● **THE PROBLEM**
Every line of the records below should be restated exactly.
★ ★ ★ ★
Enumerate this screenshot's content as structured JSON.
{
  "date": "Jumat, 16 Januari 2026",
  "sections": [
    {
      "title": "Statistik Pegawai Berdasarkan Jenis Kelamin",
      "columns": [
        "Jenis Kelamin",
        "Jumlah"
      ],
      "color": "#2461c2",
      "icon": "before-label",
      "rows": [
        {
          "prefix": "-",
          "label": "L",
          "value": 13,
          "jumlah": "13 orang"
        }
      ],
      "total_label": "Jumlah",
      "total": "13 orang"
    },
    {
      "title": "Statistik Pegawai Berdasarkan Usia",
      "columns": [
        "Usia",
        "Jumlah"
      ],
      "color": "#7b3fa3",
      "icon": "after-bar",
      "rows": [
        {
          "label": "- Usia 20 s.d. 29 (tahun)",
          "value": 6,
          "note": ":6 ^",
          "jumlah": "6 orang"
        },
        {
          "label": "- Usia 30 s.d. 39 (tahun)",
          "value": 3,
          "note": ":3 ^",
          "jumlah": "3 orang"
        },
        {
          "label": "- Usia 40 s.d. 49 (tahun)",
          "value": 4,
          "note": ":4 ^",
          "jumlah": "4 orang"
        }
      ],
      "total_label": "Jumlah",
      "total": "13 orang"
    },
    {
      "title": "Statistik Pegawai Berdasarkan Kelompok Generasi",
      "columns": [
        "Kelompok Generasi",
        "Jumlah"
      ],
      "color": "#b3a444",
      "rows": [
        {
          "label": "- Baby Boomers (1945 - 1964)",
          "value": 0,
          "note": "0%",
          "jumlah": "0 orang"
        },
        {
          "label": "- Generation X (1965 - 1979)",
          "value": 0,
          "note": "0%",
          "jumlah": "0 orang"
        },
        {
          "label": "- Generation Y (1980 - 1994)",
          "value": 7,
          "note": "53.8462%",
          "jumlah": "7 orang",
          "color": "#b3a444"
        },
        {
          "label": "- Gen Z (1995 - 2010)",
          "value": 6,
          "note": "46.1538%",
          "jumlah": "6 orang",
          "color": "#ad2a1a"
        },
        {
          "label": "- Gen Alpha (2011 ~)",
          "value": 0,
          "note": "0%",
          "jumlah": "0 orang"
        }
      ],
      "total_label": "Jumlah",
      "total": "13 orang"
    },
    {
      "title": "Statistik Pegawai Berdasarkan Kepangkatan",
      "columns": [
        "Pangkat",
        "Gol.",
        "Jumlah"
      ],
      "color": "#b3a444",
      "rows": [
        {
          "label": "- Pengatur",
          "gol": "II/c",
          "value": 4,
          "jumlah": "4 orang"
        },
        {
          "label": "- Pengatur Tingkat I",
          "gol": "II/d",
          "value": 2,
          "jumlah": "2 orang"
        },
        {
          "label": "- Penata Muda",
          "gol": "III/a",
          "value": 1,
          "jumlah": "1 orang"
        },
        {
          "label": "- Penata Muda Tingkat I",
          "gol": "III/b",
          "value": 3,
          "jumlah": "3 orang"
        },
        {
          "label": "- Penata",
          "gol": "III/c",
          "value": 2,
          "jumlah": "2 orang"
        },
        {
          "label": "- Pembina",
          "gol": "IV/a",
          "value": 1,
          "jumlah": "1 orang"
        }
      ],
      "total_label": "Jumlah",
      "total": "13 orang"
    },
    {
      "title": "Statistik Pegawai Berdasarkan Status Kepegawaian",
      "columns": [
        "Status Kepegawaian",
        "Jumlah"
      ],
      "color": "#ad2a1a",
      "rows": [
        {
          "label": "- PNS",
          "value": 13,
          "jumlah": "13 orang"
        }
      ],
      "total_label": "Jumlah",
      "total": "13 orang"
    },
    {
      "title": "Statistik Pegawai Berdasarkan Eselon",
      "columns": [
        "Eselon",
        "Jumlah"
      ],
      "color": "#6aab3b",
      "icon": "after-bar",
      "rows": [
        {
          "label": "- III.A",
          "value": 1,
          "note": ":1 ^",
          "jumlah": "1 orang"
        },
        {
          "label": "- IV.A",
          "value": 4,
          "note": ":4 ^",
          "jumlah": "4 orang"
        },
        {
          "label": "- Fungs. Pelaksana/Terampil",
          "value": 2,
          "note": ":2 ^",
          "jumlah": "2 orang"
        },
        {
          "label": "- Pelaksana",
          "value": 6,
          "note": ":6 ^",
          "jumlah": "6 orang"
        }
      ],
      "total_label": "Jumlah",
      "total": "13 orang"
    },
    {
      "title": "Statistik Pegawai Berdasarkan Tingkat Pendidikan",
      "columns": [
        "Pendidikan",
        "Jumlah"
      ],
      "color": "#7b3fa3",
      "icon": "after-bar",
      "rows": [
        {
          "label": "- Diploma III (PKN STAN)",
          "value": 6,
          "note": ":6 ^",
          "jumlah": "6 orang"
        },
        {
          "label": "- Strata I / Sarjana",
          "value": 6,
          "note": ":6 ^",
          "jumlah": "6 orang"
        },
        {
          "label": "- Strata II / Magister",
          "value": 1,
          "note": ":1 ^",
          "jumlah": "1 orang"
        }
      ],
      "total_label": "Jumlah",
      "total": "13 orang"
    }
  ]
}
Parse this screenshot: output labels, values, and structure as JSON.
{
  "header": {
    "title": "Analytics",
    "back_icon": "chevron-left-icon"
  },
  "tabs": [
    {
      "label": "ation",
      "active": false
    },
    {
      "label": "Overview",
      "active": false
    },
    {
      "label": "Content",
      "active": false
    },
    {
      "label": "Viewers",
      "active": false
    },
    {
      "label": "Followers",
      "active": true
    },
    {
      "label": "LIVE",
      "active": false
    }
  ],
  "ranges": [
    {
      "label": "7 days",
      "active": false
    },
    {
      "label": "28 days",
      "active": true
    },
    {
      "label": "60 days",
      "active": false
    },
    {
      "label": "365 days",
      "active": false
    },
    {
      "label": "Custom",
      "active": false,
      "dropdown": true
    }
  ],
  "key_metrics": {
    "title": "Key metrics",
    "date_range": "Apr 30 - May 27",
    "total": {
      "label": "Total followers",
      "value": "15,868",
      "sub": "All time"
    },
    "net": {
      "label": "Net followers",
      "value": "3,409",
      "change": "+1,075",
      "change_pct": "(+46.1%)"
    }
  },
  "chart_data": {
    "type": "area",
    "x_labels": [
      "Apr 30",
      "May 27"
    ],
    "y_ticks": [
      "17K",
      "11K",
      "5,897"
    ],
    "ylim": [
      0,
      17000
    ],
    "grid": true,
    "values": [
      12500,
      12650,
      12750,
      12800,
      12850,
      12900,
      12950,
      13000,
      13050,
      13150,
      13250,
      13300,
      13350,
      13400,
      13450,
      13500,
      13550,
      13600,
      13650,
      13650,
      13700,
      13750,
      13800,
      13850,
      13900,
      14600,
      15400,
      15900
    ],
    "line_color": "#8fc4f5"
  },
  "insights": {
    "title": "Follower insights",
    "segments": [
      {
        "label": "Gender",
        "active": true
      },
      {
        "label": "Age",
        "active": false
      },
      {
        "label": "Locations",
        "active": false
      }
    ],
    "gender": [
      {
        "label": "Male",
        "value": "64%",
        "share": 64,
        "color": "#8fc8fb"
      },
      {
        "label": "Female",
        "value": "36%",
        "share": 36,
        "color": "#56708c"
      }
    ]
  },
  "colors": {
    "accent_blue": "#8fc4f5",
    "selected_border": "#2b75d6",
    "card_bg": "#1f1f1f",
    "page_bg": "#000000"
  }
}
★ ★ ★ ★
● **OUTPUT OF THE EXERCISE**
Enumerate this screenshot's content as structured JSON.
{
  "date": "Jumat, 16 Januari 2026",
  "sections": [
    {
      "title": "Statistik Pegawai Berdasarkan Jenis Kelamin",
      "columns": [
        "Jenis Kelamin",
        "Jumlah"
      ],
      "color": "#2461c2",
      "icon": "before-label",
      "rows": [
        {
          "prefix": "-",
          "label": "L",
          "value": 13,
          "jumlah": "13 orang"
        }
      ],
      "total_label": "Jumlah",
      "total": "13 orang"
    },
    {
      "title": "Statistik Pegawai Berdasarkan Usia",
      "columns": [
        "Usia",
        "Jumlah"
      ],
      "color": "#7b3fa3",
      "icon": "after-bar",
      "rows": [
        {
          "label": "- Usia 20 s.d. 29 (tahun)",
          "value": 6,
          "note": ":6 ^",
          "jumlah": "6 orang"
        },
        {
          "label": "- Usia 30 s.d. 39 (tahun)",
          "value": 3,
          "note": ":3 ^",
          "jumlah": "3 orang"
        },
        {
          "label": "- Usia 40 s.d. 49 (tahun)",
          "value": 4,
          "note": ":4 ^",
          "jumlah": "4 orang"
        }
      ],
      "total_label": "Jumlah",
      "total": "13 orang"
    },
    {
      "title": "Statistik Pegawai Berdasarkan Kelompok Generasi",
      "columns": [
        "Kelompok Generasi",
        "Jumlah"
      ],
      "color": "#b3a444",
      "rows": [
        {
          "label": "- Baby Boomers (1945 - 1964)",
          "value": 0,
          "note": "0%",
          "jumlah": "0 orang"
        },
        {
          "label": "- Generation X (1965 - 1979)",
          "value": 0,
          "note": "0%",
          "jumlah": "0 orang"
        },
        {
          "label": "- Generation Y (1980 - 1994)",
          "value": 7,
          "note": "53.8462%",
          "jumlah": "7 orang",
          "color": "#b3a444"
        },
        {
          "label": "- Gen Z (1995 - 2010)",
          "value": 6,
          "note": "46.1538%",
          "jumlah": "6 orang",
          "color": "#ad2a1a"
        },
        {
          "label": "- Gen Alpha (2011 ~)",
          "value": 0,
          "note": "0%",
          "jumlah": "0 orang"
        }
      ],
      "total_label": "Jumlah",
      "total": "13 orang"
    },
    {
      "title": "Statistik Pegawai Berdasarkan Kepangkatan",
      "columns": [
        "Pangkat",
        "Gol.",
        "Jumlah"
      ],
      "color": "#b3a444",
      "rows": [
        {
          "label": "- Pengatur",
          "gol": "II/c",
          "value": 4,
          "jumlah": "4 orang"
        },
        {
          "label": "- Pengatur Tingkat I",
          "gol": "II/d",
          "value": 2,
          "jumlah": "2 orang"
        },
        {
          "label": "- Penata Muda",
          "gol": "III/a",
          "value": 1,
          "jumlah": "1 orang"
        },
        {
          "label": "- Penata Muda Tingkat I",
          "gol": "III/b",
          "value": 3,
          "jumlah": "3 orang"
        },
        {
          "label": "- Penata",
          "gol": "III/c",
          "value": 2,
          "jumlah": "2 orang"
        },
        {
          "label": "- Pembina",
          "gol": "IV/a",
          "value": 1,
          "jumlah": "1 orang"
        }
      ],
      "total_label": "Jumlah",
      "total": "13 orang"
    },
    {
      "title": "Statistik Pegawai Berdasarkan Status Kepegawaian",
      "columns": [
        "Status Kepegawaian",
        "Jumlah"
      ],
      "color": "#ad2a1a",
      "rows": [
        {
          "label": "- PNS",
          "value": 13,
          "jumlah": "13 orang"
        }
      ],
      "total_label": "Jumlah",
      "total": "13 orang"
    },
    {
      "title": "Statistik Pegawai Berdasarkan Eselon",
      "columns": [
        "Eselon",
        "Jumlah"
      ],
      "color": "#6aab3b",
      "icon": "after-bar",
      "rows": [
        {
          "label": "- III.A",
          "value": 1,
          "note": ":1 ^",
          "jumlah": "1 orang"
        },
        {
          "label": "- IV.A",
          "value": 4,
          "note": ":4 ^",
          "jumlah": "4 orang"
        },
        {
          "label": "- Fungs. Pelaksana/Terampil",
          "value": 2,
          "note": ":2 ^",
          "jumlah": "2 orang"
        },
        {
          "label": "- Pelaksana",
          "value": 6,
          "note": ":6 ^",
          "jumlah": "6 orang"
        }
      ],
      "total_label": "Jumlah",
      "total": "13 orang"
    },
    {
      "title": "Statistik Pegawai Berdasarkan Tingkat Pendidikan",
      "columns": [
        "Pendidikan",
        "Jumlah"
      ],
      "color": "#7b3fa3",
      "icon": "after-bar",
      "rows": [
        {
          "label": "- Diploma III (PKN STAN)",
          "value": 6,
          "note": ":6 ^",
          "jumlah": "6 orang"
        },
        {
          "label": "- Strata I / Sarjana",
          "value": 6,
          "note": ":6 ^",
          "jumlah": "6 orang"
        },
        {
          "label": "- Strata II / Magister",
          "value": 1,
          "note": ":1 ^",
          "jumlah": "1 orang"
        }
      ],
      "total_label": "Jumlah",
      "total": "13 orang"
    }
  ]
}
Parse this screenshot: output labels, values, and structure as JSON.
{
  "header": {
    "title": "Analytics",
    "back_icon": "chevron-left-icon"
  },
  "tabs": [
    {
      "label": "ation",
      "active": false
    },
    {
      "label": "Overview",
      "active": false
    },
    {
      "label": "Content",
      "active": false
    },
    {
      "label": "Viewers",
      "active": false
    },
    {
      "label": "Followers",
      "active": true
    },
    {
      "label": "LIVE",
      "active": false
    }
  ],
  "ranges": [
    {
      "label": "7 days",
      "active": false
    },
    {
      "label": "28 days",
      "active": true
    },
    {
      "label": "60 days",
      "active": false
    },
    {
      "label": "365 days",
      "active": false
    },
    {
      "label": "Custom",
      "active": false,
      "dropdown": true
    }
  ],
  "key_metrics": {
    "title": "Key metrics",
    "date_range": "Apr 30 - May 27",
    "total": {
      "label": "Total followers",
      "value": "15,868",
      "sub": "All time"
    },
    "net": {
      "label": "Net followers",
      "value": "3,409",
      "change": "+1,075",
      "change_pct": "(+46.1%)"
    }
  },
  "chart_data": {
    "type": "area",
    "x_labels": [
      "Apr 30",
      "May 27"
    ],
    "y_ticks": [
      "17K",
      "11K",
      "5,897"
    ],
    "ylim": [
      0,
      17000
    ],
    "grid": true,
    "values": [
      12500,
      12650,
      12750,
      12800,
      12850,
      12900,
      12950,
      13000,
      13050,
      13150,
      13250,
      13300,
      13350,
      13400,
      13450,
      13500,
      13550,
      13600,
      13650,
      13650,
      13700,
      13750,
      13800,
      13850,
      13900,
      14600,
      15400,
      15900
    ],
    "line_color": "#8fc4f5"
  },
  "insights": {
    "title": "Follower insights",
    "segments": [
      {
        "label": "Gender",
        "active": true
      },
      {
        "label": "Age",
        "active": false
      },
      {
        "label": "Locations",
        "active": false
      }
    ],
    "gender": [
      {
        "label": "Male",
        "value": "64%",
        "share": 64,
        "color": "#8fc8fb"
      },
      {
        "label": "Female",
        "value": "36%",
        "share": 36,
        "color": "#56708c"
      }
    ]
  },
  "colors": {
    "accent_blue": "#8fc4f5",
    "selected_border": "#2b75d6",
    "card_bg": "#1f1f1f",
    "page_bg": "#000000"
  }
}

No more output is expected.